Transcribe sin cambios el pasaje del fragmento sobre la curación de los leprosos que comienza con "Su primer sentimiento, después" y continúa hasta "como más odiosa.".

+++ FRAGMENTO DE LECTURA +++

En el presente caso, Nuestro Señor, al ordenar a estos leprosos que fueran y se mostraran a los sacerdotes, les dio la misma seguridad implícita de su curación.
Jesús, infinitamente bueno y sabio, les dijo que fueran a presentarse a los sacerdotes:
a) para probar, como hemos dicho, su fe, su obediencia, y así hacerles merecedores de su curación;
b) para dar a la ley de Moisés y a la dignidad sacerdotal el honor que les correspondía;
c) hacer a los mismos sacerdotes testigos del milagro, obligarles a certificarlo legal y solemnemente, y ofrecer por ello la oportunidad de convertirse a Él y de reconocerlo como el Mesías;
d) finalmente quiso mostrarnos por anticipado, mediante una imagen, a qué condición iba a someter, en la nueva Ley, la curación de la lepra espiritual. A quien haya contraído la lepra del pecado se le requerirá que se presente, con humildad y arrepentimiento, a sus sacerdotes y les revele muy sinceramente las llagas más secretas y escondidas de su alma, para recibir la curación por la absolución.
¿Qué pasó con los leprosos? Su fe y obediencia son recompensadas con una curación completa e instantánea.
Su fe era ciertamente admirable; la prueba fue dolorosa, porque podían decir: Pero nosotros no hemos sido sanados; ¿por qué presentarnos a los sacerdotes? Sánanos primero, imponiendo las manos sobre nosotros, y sólo entonces iremos y haremos lo que la ley quiere.
Ellos no razonan de esa manera; no murmuran, como lo había hecho antes Naamán, en una circunstancia similar; tienen confianza en la palabra del Salvador, y obedecen con toda sencillez, sin la menor duda.
Y, apenas comenzar el camino, quedan perfectamente curados.
Uno de ellos cuando vio que había quedado limpio volvió glorificando a Dios a grandes voces. Y se postró en tierra a los pies de Jesús, dándole gracias.
Breve descripción, pero sorprendentemente verdadera y natural. Este es un modelo perfecto de reconocimiento, y no podría expresarse mejor en pocas palabras.
Su primer sentimiento, después de su recuperación, es, por lo tanto, un sentimiento de gratitud hacia su benefactor. También siente la necesidad de acudir inmediatamente a darle las gracias y arrojarse a sus pies, reconociendo que está en deuda con él por la salud y, por así decirlo, por la vida.
Ahora bien, este era un samaritano… ¡Cuánta luz arroja este detalle! Lo que hace tanto más admirable su actitud es que se trataba de un samaritano, es decir, para los judíos, de un enemigo, de un hereje, de un excomulgado.
Pero también, siendo los otros nueve judíos, hijos de Abraham, su falta de gratitud es tanto más asombrosa como más odiosa.

+++ EXTRACTO DE DATOS +++

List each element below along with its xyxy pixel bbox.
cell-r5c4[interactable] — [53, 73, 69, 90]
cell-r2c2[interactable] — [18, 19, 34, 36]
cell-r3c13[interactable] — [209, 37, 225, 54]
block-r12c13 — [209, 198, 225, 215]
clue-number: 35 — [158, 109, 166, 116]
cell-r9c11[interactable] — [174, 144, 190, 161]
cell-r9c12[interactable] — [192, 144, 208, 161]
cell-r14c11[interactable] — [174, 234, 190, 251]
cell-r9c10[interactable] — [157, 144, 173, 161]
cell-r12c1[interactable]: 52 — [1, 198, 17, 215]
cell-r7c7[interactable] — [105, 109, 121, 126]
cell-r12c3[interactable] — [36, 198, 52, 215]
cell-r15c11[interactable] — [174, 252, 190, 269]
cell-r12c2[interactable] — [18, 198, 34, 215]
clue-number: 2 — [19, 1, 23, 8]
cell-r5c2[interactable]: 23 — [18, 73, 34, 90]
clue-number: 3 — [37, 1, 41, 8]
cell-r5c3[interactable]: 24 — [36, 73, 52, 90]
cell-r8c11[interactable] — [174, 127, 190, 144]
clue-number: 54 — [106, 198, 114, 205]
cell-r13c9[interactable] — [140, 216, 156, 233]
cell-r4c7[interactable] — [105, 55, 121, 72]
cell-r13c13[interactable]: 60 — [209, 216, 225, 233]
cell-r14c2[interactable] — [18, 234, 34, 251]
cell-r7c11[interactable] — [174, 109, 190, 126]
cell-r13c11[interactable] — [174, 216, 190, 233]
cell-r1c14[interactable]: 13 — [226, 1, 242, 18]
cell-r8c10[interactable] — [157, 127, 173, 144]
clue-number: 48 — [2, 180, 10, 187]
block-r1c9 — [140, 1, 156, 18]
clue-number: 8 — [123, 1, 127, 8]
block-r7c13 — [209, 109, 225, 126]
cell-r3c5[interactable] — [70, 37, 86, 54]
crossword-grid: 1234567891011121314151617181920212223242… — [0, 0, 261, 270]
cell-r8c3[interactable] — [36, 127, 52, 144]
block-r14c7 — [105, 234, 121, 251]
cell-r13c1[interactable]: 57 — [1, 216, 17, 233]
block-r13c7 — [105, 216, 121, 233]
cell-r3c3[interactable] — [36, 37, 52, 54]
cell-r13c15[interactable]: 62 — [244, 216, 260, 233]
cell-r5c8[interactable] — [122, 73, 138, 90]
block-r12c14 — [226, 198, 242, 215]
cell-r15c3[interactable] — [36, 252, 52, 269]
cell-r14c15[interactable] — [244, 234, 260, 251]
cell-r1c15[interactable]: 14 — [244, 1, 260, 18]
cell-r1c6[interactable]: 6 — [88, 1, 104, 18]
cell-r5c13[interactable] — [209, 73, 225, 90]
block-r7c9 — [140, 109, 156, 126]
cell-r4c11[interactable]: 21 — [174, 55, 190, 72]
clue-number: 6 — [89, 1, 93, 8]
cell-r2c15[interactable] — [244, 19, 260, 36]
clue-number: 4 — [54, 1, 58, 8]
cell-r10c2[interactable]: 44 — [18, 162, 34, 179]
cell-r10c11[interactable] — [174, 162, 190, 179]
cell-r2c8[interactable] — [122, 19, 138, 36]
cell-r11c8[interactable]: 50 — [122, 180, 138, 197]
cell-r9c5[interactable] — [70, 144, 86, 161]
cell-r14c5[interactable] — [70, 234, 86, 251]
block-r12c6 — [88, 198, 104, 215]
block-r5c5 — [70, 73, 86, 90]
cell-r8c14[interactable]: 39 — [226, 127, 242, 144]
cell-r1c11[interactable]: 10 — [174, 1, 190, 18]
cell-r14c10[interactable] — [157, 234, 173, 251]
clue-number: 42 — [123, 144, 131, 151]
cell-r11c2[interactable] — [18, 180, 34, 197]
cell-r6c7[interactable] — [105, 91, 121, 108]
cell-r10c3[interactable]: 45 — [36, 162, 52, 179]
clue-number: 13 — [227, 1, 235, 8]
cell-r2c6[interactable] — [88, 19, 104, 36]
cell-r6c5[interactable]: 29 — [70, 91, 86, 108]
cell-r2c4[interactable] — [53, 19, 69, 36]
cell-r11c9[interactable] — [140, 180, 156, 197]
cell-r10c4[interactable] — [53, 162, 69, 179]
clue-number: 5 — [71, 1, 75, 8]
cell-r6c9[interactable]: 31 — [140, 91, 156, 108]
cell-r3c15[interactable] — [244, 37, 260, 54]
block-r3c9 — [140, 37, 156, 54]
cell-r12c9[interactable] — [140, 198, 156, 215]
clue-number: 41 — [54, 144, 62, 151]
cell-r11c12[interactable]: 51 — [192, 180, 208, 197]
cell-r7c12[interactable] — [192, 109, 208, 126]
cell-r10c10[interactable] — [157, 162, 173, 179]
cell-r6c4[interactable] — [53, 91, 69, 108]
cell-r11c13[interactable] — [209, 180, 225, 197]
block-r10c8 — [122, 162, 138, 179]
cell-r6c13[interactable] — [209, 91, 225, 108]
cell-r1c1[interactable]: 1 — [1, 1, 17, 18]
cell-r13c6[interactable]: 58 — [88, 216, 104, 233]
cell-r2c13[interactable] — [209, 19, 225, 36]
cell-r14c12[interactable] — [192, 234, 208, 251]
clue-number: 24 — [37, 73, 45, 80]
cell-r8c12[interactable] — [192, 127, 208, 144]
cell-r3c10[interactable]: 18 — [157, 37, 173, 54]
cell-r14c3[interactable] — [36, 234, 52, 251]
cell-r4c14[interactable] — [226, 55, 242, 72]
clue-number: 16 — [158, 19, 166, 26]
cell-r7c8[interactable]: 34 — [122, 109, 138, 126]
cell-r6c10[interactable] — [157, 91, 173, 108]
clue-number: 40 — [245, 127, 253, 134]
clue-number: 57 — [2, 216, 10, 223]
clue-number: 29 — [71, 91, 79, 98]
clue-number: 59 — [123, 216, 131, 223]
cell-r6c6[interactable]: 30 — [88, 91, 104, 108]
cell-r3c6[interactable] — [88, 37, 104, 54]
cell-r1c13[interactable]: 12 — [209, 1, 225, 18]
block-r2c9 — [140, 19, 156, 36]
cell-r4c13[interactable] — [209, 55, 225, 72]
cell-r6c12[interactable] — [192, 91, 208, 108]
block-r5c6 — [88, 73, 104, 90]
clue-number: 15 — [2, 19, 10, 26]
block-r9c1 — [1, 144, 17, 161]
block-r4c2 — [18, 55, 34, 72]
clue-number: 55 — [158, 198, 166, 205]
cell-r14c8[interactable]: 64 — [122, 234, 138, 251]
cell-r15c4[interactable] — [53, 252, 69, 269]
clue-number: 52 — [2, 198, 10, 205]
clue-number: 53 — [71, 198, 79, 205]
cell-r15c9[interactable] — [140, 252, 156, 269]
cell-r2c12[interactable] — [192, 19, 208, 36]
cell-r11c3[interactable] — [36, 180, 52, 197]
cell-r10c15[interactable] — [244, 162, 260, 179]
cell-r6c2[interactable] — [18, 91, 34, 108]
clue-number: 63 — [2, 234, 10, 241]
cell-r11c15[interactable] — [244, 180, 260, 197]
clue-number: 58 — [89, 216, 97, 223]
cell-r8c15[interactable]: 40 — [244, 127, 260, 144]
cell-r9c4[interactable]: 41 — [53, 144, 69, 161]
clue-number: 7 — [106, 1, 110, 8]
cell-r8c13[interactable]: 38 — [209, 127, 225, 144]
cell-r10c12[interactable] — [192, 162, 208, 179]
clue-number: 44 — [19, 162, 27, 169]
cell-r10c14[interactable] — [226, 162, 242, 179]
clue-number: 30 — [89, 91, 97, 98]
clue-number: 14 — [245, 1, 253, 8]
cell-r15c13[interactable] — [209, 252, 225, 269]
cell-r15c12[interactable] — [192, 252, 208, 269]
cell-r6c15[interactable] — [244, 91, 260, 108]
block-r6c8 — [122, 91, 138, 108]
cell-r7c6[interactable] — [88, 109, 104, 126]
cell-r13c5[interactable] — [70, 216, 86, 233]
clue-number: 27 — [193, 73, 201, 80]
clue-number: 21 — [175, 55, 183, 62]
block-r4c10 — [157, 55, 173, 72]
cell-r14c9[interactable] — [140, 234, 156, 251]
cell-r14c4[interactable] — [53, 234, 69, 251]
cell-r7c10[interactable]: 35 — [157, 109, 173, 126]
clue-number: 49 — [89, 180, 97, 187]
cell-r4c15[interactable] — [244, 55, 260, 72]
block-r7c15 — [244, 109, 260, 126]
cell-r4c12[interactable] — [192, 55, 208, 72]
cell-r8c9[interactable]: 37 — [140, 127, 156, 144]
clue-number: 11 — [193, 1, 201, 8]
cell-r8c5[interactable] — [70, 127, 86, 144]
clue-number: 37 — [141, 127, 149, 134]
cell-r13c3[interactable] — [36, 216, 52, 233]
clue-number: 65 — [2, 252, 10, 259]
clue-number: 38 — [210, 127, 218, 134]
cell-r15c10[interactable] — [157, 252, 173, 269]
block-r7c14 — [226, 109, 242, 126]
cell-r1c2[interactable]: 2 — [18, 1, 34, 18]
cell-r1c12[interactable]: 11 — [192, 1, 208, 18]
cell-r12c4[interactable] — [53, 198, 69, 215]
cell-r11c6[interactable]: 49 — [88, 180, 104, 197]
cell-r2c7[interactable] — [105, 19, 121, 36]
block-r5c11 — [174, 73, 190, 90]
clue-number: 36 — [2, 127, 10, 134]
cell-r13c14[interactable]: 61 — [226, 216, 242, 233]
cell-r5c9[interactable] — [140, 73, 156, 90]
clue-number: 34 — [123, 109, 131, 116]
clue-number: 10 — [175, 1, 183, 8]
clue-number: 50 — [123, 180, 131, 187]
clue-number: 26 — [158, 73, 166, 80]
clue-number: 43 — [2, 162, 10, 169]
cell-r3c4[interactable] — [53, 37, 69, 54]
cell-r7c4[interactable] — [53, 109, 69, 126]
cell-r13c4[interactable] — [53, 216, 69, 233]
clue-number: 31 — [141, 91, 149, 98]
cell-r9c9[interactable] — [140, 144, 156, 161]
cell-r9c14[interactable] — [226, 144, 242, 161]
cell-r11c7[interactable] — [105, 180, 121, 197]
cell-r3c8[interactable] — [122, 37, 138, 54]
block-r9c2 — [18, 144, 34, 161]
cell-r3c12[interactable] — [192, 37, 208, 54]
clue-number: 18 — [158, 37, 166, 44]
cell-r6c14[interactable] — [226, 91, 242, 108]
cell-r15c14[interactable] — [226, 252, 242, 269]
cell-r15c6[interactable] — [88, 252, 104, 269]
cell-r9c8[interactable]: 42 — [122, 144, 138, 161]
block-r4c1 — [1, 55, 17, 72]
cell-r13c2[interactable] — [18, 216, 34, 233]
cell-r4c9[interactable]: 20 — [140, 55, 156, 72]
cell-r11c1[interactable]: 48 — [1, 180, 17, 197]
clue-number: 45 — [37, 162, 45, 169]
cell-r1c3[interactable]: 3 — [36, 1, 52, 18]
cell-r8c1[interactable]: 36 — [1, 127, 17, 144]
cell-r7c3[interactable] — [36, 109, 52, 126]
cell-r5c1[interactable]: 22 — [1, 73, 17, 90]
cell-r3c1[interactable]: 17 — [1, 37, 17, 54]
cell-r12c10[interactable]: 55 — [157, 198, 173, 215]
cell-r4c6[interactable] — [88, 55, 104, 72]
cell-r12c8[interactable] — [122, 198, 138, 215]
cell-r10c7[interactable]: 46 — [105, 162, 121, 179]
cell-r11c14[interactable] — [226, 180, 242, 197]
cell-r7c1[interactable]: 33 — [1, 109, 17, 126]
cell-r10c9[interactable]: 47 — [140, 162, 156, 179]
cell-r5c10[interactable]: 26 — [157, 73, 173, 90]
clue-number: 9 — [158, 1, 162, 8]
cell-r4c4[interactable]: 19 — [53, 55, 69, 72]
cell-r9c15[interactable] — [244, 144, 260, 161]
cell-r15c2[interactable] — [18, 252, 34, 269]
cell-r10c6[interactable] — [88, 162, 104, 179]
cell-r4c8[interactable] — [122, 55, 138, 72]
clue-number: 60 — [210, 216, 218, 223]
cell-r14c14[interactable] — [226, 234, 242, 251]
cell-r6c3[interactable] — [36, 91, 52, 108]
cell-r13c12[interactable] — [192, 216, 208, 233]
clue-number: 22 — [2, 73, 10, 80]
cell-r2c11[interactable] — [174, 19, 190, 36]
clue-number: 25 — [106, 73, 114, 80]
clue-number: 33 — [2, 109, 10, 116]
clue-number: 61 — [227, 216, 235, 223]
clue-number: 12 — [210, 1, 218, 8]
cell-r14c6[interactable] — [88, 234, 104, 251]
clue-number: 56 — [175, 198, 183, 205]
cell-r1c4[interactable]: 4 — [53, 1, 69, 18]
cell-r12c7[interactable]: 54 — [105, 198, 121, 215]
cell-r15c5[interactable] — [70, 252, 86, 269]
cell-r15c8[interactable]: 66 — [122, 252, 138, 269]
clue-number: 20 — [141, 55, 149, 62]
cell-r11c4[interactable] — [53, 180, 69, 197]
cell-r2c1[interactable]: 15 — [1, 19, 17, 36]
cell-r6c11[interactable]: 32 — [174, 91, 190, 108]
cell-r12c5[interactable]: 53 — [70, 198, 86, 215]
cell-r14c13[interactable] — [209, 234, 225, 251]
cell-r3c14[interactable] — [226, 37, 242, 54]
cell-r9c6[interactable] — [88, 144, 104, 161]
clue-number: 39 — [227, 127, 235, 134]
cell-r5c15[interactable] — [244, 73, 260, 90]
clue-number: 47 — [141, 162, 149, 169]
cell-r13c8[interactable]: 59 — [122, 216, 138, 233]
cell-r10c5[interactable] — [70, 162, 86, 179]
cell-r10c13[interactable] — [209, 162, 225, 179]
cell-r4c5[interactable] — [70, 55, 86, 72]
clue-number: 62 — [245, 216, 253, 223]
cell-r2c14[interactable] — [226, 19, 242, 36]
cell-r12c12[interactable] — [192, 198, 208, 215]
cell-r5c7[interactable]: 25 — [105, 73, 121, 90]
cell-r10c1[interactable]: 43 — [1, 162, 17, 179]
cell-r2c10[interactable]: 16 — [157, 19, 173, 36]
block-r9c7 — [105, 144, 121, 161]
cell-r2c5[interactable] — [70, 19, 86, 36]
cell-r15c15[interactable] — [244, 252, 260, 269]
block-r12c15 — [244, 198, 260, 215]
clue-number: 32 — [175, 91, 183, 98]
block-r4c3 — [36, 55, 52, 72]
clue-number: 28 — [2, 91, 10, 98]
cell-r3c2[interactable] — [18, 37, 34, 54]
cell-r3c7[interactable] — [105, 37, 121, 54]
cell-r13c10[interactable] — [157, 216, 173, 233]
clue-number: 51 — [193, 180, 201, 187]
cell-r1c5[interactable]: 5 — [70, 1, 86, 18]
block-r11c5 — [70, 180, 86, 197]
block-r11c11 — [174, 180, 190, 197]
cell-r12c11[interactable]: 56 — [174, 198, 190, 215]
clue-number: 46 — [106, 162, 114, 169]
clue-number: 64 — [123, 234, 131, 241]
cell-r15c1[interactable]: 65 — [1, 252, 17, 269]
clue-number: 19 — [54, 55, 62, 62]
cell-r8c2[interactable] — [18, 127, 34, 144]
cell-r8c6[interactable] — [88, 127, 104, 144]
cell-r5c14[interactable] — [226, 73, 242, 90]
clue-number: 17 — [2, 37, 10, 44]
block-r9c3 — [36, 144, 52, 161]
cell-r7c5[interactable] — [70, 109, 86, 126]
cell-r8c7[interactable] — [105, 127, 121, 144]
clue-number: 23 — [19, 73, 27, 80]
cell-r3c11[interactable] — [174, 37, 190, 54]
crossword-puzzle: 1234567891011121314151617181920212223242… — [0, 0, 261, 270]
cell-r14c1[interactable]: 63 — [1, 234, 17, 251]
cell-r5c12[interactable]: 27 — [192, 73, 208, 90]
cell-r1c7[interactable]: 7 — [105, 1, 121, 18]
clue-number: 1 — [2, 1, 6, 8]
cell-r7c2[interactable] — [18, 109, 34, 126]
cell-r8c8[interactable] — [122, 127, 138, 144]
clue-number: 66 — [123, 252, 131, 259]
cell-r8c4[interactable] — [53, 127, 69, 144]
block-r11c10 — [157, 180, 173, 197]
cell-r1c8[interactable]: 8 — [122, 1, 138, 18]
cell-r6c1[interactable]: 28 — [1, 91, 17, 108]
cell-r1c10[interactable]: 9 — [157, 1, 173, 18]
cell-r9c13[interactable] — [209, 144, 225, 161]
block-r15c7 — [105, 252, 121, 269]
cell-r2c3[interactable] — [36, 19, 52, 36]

+++

▸ **RESPUESTA DEL EJERCICIO**
Su primer sentimiento, después de su recuperación, es, por lo tanto, un sentimiento de gratitud hacia su benefactor. También siente la necesidad de acudir inmediatamente a darle las gracias y arrojarse a sus pies, reconociendo que está en deuda con él por la salud y, por así decirlo, por la vida.
Ahora bien, este era un samaritano… ¡Cuánta luz arroja este detalle! Lo que hace tanto más admirable su actitud es que se trataba de un samaritano, es decir, para los judíos, de un enemigo, de un hereje, de un excomulgado.
Pero también, siendo los otros nueve judíos, hijos de Abraham, su falta de gratitud es tanto más asombrosa como más odiosa.